- _Task brief_
Please output the lines shown below exactly as they appear.

(Stored entries)
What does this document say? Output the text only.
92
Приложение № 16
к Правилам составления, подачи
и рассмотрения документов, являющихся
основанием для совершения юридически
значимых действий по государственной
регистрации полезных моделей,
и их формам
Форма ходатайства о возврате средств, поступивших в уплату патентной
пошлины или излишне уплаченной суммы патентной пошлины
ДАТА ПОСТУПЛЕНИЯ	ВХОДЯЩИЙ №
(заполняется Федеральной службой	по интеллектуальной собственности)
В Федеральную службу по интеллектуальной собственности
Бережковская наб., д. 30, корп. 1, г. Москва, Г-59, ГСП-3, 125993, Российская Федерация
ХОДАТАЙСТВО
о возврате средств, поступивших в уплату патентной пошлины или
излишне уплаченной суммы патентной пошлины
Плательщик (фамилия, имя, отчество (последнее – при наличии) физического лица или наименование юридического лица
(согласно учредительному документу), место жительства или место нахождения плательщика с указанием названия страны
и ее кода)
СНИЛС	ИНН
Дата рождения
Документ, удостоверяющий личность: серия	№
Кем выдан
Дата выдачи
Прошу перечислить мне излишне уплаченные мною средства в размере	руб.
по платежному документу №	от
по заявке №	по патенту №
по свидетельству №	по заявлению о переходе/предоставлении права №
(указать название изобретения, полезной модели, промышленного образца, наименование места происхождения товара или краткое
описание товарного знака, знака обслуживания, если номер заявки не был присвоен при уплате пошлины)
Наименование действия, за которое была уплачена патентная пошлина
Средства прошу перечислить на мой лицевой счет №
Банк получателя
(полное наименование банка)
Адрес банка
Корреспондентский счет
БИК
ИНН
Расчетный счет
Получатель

- _Exercise output_
What does this document say? Output the text only.
92
Приложение № 16
к Правилам составления, подачи
и рассмотрения документов, являющихся
основанием для совершения юридически
значимых действий по государственной
регистрации полезных моделей,
и их формам
Форма ходатайства о возврате средств, поступивших в уплату патентной
пошлины или излишне уплаченной суммы патентной пошлины
ДАТА ПОСТУПЛЕНИЯ	ВХОДЯЩИЙ №
(заполняется Федеральной службой	по интеллектуальной собственности)
В Федеральную службу по интеллектуальной собственности
Бережковская наб., д. 30, корп. 1, г. Москва, Г-59, ГСП-3, 125993, Российская Федерация
ХОДАТАЙСТВО
о возврате средств, поступивших в уплату патентной пошлины или
излишне уплаченной суммы патентной пошлины
Плательщик (фамилия, имя, отчество (последнее – при наличии) физического лица или наименование юридического лица
(согласно учредительному документу), место жительства или место нахождения плательщика с указанием названия страны
и ее кода)
СНИЛС	ИНН
Дата рождения
Документ, удостоверяющий личность: серия	№
Кем выдан
Дата выдачи
Прошу перечислить мне излишне уплаченные мною средства в размере	руб.
по платежному документу №	от
по заявке №	по патенту №
по свидетельству №	по заявлению о переходе/предоставлении права №
(указать название изобретения, полезной модели, промышленного образца, наименование места происхождения товара или краткое
описание товарного знака, знака обслуживания, если номер заявки не был присвоен при уплате пошлины)
Наименование действия, за которое была уплачена патентная пошлина
Средства прошу перечислить на мой лицевой счет №
Банк получателя
(полное наименование банка)
Адрес банка
Корреспондентский счет
БИК
ИНН
Расчетный счет
Получатель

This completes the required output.